BEGIN Stored rows
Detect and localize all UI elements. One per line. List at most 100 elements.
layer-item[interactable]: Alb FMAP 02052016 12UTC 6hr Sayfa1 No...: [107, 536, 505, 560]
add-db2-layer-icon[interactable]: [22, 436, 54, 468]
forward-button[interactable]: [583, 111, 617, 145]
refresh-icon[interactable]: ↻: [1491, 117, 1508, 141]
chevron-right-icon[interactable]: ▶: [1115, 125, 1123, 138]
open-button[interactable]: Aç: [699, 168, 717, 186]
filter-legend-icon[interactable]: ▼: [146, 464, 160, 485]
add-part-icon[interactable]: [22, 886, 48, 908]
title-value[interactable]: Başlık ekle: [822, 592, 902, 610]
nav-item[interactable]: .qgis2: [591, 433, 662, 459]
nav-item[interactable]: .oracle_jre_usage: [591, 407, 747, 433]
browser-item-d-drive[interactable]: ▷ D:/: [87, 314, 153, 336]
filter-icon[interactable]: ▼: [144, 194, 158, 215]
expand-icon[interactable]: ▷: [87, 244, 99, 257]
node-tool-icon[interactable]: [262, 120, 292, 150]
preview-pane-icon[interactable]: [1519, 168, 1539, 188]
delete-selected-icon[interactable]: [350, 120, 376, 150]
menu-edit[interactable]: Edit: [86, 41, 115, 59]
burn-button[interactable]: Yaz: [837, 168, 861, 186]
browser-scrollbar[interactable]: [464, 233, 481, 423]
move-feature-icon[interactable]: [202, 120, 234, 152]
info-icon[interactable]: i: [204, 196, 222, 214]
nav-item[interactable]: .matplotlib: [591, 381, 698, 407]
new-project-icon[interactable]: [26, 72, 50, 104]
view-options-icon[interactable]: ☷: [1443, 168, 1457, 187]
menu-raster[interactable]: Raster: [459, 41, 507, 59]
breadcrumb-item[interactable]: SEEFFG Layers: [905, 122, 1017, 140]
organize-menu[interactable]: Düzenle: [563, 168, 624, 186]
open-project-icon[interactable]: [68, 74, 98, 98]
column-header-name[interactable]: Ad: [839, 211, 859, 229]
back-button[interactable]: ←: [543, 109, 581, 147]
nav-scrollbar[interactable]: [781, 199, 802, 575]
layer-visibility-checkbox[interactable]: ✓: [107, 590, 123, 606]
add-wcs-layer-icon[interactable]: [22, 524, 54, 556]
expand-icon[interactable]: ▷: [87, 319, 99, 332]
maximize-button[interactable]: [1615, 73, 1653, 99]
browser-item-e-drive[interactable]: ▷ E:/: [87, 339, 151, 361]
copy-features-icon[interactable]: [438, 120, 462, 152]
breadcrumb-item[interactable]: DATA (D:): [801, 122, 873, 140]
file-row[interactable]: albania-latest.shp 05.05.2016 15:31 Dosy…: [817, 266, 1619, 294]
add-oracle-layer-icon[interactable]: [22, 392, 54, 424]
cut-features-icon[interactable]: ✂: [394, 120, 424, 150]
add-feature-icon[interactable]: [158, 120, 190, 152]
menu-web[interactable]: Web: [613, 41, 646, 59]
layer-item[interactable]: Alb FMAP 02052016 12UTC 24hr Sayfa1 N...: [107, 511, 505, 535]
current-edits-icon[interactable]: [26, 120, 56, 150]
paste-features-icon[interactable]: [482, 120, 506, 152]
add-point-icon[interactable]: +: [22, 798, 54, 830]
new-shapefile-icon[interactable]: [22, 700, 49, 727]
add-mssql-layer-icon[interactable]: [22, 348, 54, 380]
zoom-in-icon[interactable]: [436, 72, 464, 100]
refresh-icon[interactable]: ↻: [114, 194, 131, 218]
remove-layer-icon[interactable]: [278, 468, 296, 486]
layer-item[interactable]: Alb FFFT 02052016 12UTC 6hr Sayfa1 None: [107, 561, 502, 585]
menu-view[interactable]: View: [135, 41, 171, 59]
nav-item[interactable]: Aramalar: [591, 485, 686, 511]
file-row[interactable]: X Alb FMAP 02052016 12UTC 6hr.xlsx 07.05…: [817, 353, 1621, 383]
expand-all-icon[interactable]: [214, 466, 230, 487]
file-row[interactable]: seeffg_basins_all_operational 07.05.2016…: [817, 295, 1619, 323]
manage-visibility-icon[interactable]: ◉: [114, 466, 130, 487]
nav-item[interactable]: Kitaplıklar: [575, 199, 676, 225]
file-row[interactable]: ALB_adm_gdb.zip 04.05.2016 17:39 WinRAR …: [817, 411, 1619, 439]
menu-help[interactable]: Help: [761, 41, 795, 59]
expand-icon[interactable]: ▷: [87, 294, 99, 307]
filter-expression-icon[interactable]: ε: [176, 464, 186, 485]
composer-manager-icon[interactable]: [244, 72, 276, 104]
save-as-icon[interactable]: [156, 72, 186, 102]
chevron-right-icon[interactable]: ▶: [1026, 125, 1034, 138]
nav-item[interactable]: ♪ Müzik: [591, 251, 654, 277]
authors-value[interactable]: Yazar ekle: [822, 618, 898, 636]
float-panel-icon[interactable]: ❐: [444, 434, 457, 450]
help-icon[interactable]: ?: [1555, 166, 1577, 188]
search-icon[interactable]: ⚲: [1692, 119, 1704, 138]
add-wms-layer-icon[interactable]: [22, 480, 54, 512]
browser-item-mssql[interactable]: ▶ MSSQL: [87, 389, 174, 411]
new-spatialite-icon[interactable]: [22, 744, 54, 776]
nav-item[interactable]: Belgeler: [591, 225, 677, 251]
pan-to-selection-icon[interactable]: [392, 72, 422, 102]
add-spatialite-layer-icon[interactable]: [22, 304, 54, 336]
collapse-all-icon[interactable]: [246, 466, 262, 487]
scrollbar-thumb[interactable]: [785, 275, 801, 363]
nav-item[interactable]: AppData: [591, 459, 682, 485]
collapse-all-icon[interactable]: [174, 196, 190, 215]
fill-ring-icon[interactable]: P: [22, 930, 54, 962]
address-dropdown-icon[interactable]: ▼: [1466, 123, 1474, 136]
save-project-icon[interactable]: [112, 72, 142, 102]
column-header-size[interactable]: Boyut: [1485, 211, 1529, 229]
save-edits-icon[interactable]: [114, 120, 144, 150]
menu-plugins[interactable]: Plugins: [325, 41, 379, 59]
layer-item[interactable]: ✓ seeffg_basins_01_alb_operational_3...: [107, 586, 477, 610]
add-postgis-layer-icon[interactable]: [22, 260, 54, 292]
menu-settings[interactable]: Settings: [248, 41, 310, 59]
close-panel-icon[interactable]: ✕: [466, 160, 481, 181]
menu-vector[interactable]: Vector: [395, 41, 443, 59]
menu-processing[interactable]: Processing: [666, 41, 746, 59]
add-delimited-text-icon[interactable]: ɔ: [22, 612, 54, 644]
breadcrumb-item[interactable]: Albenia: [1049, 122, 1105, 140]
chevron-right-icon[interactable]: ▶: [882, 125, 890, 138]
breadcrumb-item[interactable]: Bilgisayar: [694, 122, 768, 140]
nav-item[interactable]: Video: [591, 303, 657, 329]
END Stored rows
Aim of the task ->
Reproduce every line of the records above without any changes.

Solution to this problem ->
Detect and localize all UI elements. One per line. List at most 100 elements.
layer-item[interactable]: Alb FMAP 02052016 12UTC 6hr Sayfa1 No...: [107, 536, 505, 560]
add-db2-layer-icon[interactable]: [22, 436, 54, 468]
forward-button[interactable]: [583, 111, 617, 145]
refresh-icon[interactable]: ↻: [1491, 117, 1508, 141]
chevron-right-icon[interactable]: ▶: [1115, 125, 1123, 138]
open-button[interactable]: Aç: [699, 168, 717, 186]
filter-legend-icon[interactable]: ▼: [146, 464, 160, 485]
add-part-icon[interactable]: [22, 886, 48, 908]
title-value[interactable]: Başlık ekle: [822, 592, 902, 610]
nav-item[interactable]: .qgis2: [591, 433, 662, 459]
nav-item[interactable]: .oracle_jre_usage: [591, 407, 747, 433]
browser-item-d-drive[interactable]: ▷ D:/: [87, 314, 153, 336]
filter-icon[interactable]: ▼: [144, 194, 158, 215]
expand-icon[interactable]: ▷: [87, 244, 99, 257]
node-tool-icon[interactable]: [262, 120, 292, 150]
preview-pane-icon[interactable]: [1519, 168, 1539, 188]
delete-selected-icon[interactable]: [350, 120, 376, 150]
menu-edit[interactable]: Edit: [86, 41, 115, 59]
burn-button[interactable]: Yaz: [837, 168, 861, 186]
browser-scrollbar[interactable]: [464, 233, 481, 423]
move-feature-icon[interactable]: [202, 120, 234, 152]
info-icon[interactable]: i: [204, 196, 222, 214]
nav-item[interactable]: .matplotlib: [591, 381, 698, 407]
new-project-icon[interactable]: [26, 72, 50, 104]
view-options-icon[interactable]: ☷: [1443, 168, 1457, 187]
menu-raster[interactable]: Raster: [459, 41, 507, 59]
breadcrumb-item[interactable]: SEEFFG Layers: [905, 122, 1017, 140]
organize-menu[interactable]: Düzenle: [563, 168, 624, 186]
open-project-icon[interactable]: [68, 74, 98, 98]
column-header-name[interactable]: Ad: [839, 211, 859, 229]
back-button[interactable]: ←: [543, 109, 581, 147]
nav-scrollbar[interactable]: [781, 199, 802, 575]
layer-visibility-checkbox[interactable]: ✓: [107, 590, 123, 606]
add-wcs-layer-icon[interactable]: [22, 524, 54, 556]
expand-icon[interactable]: ▷: [87, 319, 99, 332]
maximize-button[interactable]: [1615, 73, 1653, 99]
browser-item-e-drive[interactable]: ▷ E:/: [87, 339, 151, 361]
copy-features-icon[interactable]: [438, 120, 462, 152]
breadcrumb-item[interactable]: DATA (D:): [801, 122, 873, 140]
file-row[interactable]: albania-latest.shp 05.05.2016 15:31 Dosy…: [817, 266, 1619, 294]
add-oracle-layer-icon[interactable]: [22, 392, 54, 424]
cut-features-icon[interactable]: ✂: [394, 120, 424, 150]
add-feature-icon[interactable]: [158, 120, 190, 152]
menu-web[interactable]: Web: [613, 41, 646, 59]
layer-item[interactable]: Alb FMAP 02052016 12UTC 24hr Sayfa1 N...: [107, 511, 505, 535]
current-edits-icon[interactable]: [26, 120, 56, 150]
paste-features-icon[interactable]: [482, 120, 506, 152]
add-point-icon[interactable]: +: [22, 798, 54, 830]
new-shapefile-icon[interactable]: [22, 700, 49, 727]
add-mssql-layer-icon[interactable]: [22, 348, 54, 380]
zoom-in-icon[interactable]: [436, 72, 464, 100]
refresh-icon[interactable]: ↻: [114, 194, 131, 218]
remove-layer-icon[interactable]: [278, 468, 296, 486]
layer-item[interactable]: Alb FFFT 02052016 12UTC 6hr Sayfa1 None: [107, 561, 502, 585]
menu-view[interactable]: View: [135, 41, 171, 59]
nav-item[interactable]: Aramalar: [591, 485, 686, 511]
file-row[interactable]: X Alb FMAP 02052016 12UTC 6hr.xlsx 07.05…: [817, 353, 1621, 383]
expand-all-icon[interactable]: [214, 466, 230, 487]
file-row[interactable]: seeffg_basins_all_operational 07.05.2016…: [817, 295, 1619, 323]
manage-visibility-icon[interactable]: ◉: [114, 466, 130, 487]
nav-item[interactable]: Kitaplıklar: [575, 199, 676, 225]
file-row[interactable]: ALB_adm_gdb.zip 04.05.2016 17:39 WinRAR …: [817, 411, 1619, 439]
menu-help[interactable]: Help: [761, 41, 795, 59]
expand-icon[interactable]: ▷: [87, 294, 99, 307]
filter-expression-icon[interactable]: ε: [176, 464, 186, 485]
composer-manager-icon[interactable]: [244, 72, 276, 104]
save-as-icon[interactable]: [156, 72, 186, 102]
chevron-right-icon[interactable]: ▶: [1026, 125, 1034, 138]
nav-item[interactable]: ♪ Müzik: [591, 251, 654, 277]
authors-value[interactable]: Yazar ekle: [822, 618, 898, 636]
float-panel-icon[interactable]: ❐: [444, 434, 457, 450]
help-icon[interactable]: ?: [1555, 166, 1577, 188]
search-icon[interactable]: ⚲: [1692, 119, 1704, 138]
add-wms-layer-icon[interactable]: [22, 480, 54, 512]
browser-item-mssql[interactable]: ▶ MSSQL: [87, 389, 174, 411]
new-spatialite-icon[interactable]: [22, 744, 54, 776]
nav-item[interactable]: Belgeler: [591, 225, 677, 251]
pan-to-selection-icon[interactable]: [392, 72, 422, 102]
add-spatialite-layer-icon[interactable]: [22, 304, 54, 336]
collapse-all-icon[interactable]: [246, 466, 262, 487]
scrollbar-thumb[interactable]: [785, 275, 801, 363]
nav-item[interactable]: AppData: [591, 459, 682, 485]
collapse-all-icon[interactable]: [174, 196, 190, 215]
fill-ring-icon[interactable]: P: [22, 930, 54, 962]
address-dropdown-icon[interactable]: ▼: [1466, 123, 1474, 136]
save-project-icon[interactable]: [112, 72, 142, 102]
column-header-size[interactable]: Boyut: [1485, 211, 1529, 229]
save-edits-icon[interactable]: [114, 120, 144, 150]
menu-plugins[interactable]: Plugins: [325, 41, 379, 59]
layer-item[interactable]: ✓ seeffg_basins_01_alb_operational_3...: [107, 586, 477, 610]
add-postgis-layer-icon[interactable]: [22, 260, 54, 292]
menu-settings[interactable]: Settings: [248, 41, 310, 59]
close-panel-icon[interactable]: ✕: [466, 160, 481, 181]
menu-vector[interactable]: Vector: [395, 41, 443, 59]
menu-processing[interactable]: Processing: [666, 41, 746, 59]
add-delimited-text-icon[interactable]: ɔ: [22, 612, 54, 644]
breadcrumb-item[interactable]: Albenia: [1049, 122, 1105, 140]
chevron-right-icon[interactable]: ▶: [882, 125, 890, 138]
breadcrumb-item[interactable]: Bilgisayar: [694, 122, 768, 140]
nav-item[interactable]: Video: [591, 303, 657, 329]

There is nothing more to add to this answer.